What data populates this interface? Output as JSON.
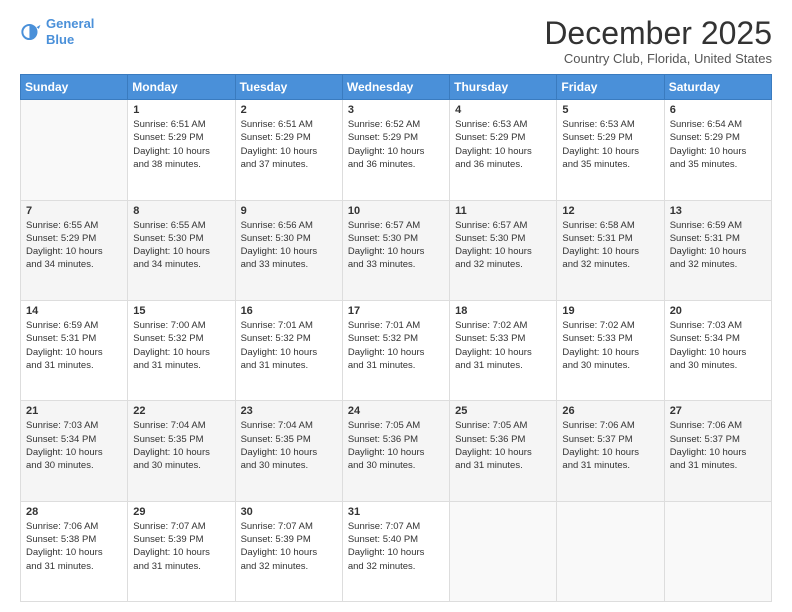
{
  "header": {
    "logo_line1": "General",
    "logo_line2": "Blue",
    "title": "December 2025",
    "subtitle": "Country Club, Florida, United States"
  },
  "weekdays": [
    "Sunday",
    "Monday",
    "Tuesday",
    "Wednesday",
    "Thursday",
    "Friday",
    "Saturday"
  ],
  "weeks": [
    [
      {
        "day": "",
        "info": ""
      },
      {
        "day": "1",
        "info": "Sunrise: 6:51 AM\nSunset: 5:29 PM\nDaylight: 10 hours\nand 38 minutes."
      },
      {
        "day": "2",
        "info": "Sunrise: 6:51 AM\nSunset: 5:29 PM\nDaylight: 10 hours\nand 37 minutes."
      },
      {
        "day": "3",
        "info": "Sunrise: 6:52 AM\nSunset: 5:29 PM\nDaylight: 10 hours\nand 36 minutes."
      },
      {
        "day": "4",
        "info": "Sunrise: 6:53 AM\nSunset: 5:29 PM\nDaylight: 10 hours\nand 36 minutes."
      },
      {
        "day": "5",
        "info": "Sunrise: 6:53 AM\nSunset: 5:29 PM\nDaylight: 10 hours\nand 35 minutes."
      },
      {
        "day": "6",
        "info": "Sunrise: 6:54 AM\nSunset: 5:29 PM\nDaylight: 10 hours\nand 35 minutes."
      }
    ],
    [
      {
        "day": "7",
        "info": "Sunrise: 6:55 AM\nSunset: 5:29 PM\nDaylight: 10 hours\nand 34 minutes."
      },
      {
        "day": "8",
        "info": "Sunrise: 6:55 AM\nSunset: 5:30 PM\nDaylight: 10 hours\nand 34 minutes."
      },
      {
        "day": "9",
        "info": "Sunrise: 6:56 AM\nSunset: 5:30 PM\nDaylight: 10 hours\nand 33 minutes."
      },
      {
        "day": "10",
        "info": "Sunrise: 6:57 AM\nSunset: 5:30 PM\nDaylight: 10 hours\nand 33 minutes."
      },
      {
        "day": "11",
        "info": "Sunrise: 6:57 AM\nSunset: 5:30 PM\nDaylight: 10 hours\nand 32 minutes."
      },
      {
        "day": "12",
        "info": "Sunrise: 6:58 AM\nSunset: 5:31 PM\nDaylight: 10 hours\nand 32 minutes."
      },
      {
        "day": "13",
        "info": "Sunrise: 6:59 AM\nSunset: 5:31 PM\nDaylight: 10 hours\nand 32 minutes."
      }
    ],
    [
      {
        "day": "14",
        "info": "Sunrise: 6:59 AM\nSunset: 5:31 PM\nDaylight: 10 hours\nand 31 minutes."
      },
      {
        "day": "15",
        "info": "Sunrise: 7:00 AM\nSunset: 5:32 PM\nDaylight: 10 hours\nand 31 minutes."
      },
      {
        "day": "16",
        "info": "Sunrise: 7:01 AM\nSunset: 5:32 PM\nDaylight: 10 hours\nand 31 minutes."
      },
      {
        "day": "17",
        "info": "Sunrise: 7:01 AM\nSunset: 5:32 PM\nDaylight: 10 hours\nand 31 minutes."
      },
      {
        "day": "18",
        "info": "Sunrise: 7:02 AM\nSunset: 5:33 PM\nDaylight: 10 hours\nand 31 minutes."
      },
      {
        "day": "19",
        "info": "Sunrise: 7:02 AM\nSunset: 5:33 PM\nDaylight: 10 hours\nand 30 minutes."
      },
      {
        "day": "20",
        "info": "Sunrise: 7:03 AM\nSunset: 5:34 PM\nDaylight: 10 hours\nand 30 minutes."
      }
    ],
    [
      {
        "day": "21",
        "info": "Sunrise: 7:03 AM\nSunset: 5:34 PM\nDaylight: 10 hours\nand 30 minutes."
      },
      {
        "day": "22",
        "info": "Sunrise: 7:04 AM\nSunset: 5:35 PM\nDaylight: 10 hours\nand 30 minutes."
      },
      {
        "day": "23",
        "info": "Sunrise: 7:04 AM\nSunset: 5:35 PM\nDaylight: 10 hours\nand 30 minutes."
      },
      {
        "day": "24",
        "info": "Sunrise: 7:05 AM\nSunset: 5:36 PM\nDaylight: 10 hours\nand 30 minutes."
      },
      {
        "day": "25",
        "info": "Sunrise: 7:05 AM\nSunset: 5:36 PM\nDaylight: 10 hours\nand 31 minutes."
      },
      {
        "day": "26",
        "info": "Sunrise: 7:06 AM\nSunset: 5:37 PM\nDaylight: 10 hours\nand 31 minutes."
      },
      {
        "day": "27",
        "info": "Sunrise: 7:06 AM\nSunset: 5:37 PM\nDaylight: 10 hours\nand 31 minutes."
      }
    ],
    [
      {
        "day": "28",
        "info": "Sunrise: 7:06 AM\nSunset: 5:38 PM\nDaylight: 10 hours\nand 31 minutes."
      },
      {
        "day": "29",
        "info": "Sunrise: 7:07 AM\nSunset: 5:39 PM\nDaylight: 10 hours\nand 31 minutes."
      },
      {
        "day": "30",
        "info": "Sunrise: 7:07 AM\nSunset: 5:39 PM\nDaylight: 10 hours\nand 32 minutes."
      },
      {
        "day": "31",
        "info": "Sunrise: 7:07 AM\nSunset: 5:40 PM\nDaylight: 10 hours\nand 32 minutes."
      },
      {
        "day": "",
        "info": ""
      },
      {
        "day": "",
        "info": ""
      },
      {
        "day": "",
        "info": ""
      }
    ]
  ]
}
____________________
### Short task
Reproduce all the records verbatim, excluding images.

### Exercise response
What data populates this interface? Output as JSON.
{
  "header": {
    "logo_line1": "General",
    "logo_line2": "Blue",
    "title": "December 2025",
    "subtitle": "Country Club, Florida, United States"
  },
  "weekdays": [
    "Sunday",
    "Monday",
    "Tuesday",
    "Wednesday",
    "Thursday",
    "Friday",
    "Saturday"
  ],
  "weeks": [
    [
      {
        "day": "",
        "info": ""
      },
      {
        "day": "1",
        "info": "Sunrise: 6:51 AM\nSunset: 5:29 PM\nDaylight: 10 hours\nand 38 minutes."
      },
      {
        "day": "2",
        "info": "Sunrise: 6:51 AM\nSunset: 5:29 PM\nDaylight: 10 hours\nand 37 minutes."
      },
      {
        "day": "3",
        "info": "Sunrise: 6:52 AM\nSunset: 5:29 PM\nDaylight: 10 hours\nand 36 minutes."
      },
      {
        "day": "4",
        "info": "Sunrise: 6:53 AM\nSunset: 5:29 PM\nDaylight: 10 hours\nand 36 minutes."
      },
      {
        "day": "5",
        "info": "Sunrise: 6:53 AM\nSunset: 5:29 PM\nDaylight: 10 hours\nand 35 minutes."
      },
      {
        "day": "6",
        "info": "Sunrise: 6:54 AM\nSunset: 5:29 PM\nDaylight: 10 hours\nand 35 minutes."
      }
    ],
    [
      {
        "day": "7",
        "info": "Sunrise: 6:55 AM\nSunset: 5:29 PM\nDaylight: 10 hours\nand 34 minutes."
      },
      {
        "day": "8",
        "info": "Sunrise: 6:55 AM\nSunset: 5:30 PM\nDaylight: 10 hours\nand 34 minutes."
      },
      {
        "day": "9",
        "info": "Sunrise: 6:56 AM\nSunset: 5:30 PM\nDaylight: 10 hours\nand 33 minutes."
      },
      {
        "day": "10",
        "info": "Sunrise: 6:57 AM\nSunset: 5:30 PM\nDaylight: 10 hours\nand 33 minutes."
      },
      {
        "day": "11",
        "info": "Sunrise: 6:57 AM\nSunset: 5:30 PM\nDaylight: 10 hours\nand 32 minutes."
      },
      {
        "day": "12",
        "info": "Sunrise: 6:58 AM\nSunset: 5:31 PM\nDaylight: 10 hours\nand 32 minutes."
      },
      {
        "day": "13",
        "info": "Sunrise: 6:59 AM\nSunset: 5:31 PM\nDaylight: 10 hours\nand 32 minutes."
      }
    ],
    [
      {
        "day": "14",
        "info": "Sunrise: 6:59 AM\nSunset: 5:31 PM\nDaylight: 10 hours\nand 31 minutes."
      },
      {
        "day": "15",
        "info": "Sunrise: 7:00 AM\nSunset: 5:32 PM\nDaylight: 10 hours\nand 31 minutes."
      },
      {
        "day": "16",
        "info": "Sunrise: 7:01 AM\nSunset: 5:32 PM\nDaylight: 10 hours\nand 31 minutes."
      },
      {
        "day": "17",
        "info": "Sunrise: 7:01 AM\nSunset: 5:32 PM\nDaylight: 10 hours\nand 31 minutes."
      },
      {
        "day": "18",
        "info": "Sunrise: 7:02 AM\nSunset: 5:33 PM\nDaylight: 10 hours\nand 31 minutes."
      },
      {
        "day": "19",
        "info": "Sunrise: 7:02 AM\nSunset: 5:33 PM\nDaylight: 10 hours\nand 30 minutes."
      },
      {
        "day": "20",
        "info": "Sunrise: 7:03 AM\nSunset: 5:34 PM\nDaylight: 10 hours\nand 30 minutes."
      }
    ],
    [
      {
        "day": "21",
        "info": "Sunrise: 7:03 AM\nSunset: 5:34 PM\nDaylight: 10 hours\nand 30 minutes."
      },
      {
        "day": "22",
        "info": "Sunrise: 7:04 AM\nSunset: 5:35 PM\nDaylight: 10 hours\nand 30 minutes."
      },
      {
        "day": "23",
        "info": "Sunrise: 7:04 AM\nSunset: 5:35 PM\nDaylight: 10 hours\nand 30 minutes."
      },
      {
        "day": "24",
        "info": "Sunrise: 7:05 AM\nSunset: 5:36 PM\nDaylight: 10 hours\nand 30 minutes."
      },
      {
        "day": "25",
        "info": "Sunrise: 7:05 AM\nSunset: 5:36 PM\nDaylight: 10 hours\nand 31 minutes."
      },
      {
        "day": "26",
        "info": "Sunrise: 7:06 AM\nSunset: 5:37 PM\nDaylight: 10 hours\nand 31 minutes."
      },
      {
        "day": "27",
        "info": "Sunrise: 7:06 AM\nSunset: 5:37 PM\nDaylight: 10 hours\nand 31 minutes."
      }
    ],
    [
      {
        "day": "28",
        "info": "Sunrise: 7:06 AM\nSunset: 5:38 PM\nDaylight: 10 hours\nand 31 minutes."
      },
      {
        "day": "29",
        "info": "Sunrise: 7:07 AM\nSunset: 5:39 PM\nDaylight: 10 hours\nand 31 minutes."
      },
      {
        "day": "30",
        "info": "Sunrise: 7:07 AM\nSunset: 5:39 PM\nDaylight: 10 hours\nand 32 minutes."
      },
      {
        "day": "31",
        "info": "Sunrise: 7:07 AM\nSunset: 5:40 PM\nDaylight: 10 hours\nand 32 minutes."
      },
      {
        "day": "",
        "info": ""
      },
      {
        "day": "",
        "info": ""
      },
      {
        "day": "",
        "info": ""
      }
    ]
  ]
}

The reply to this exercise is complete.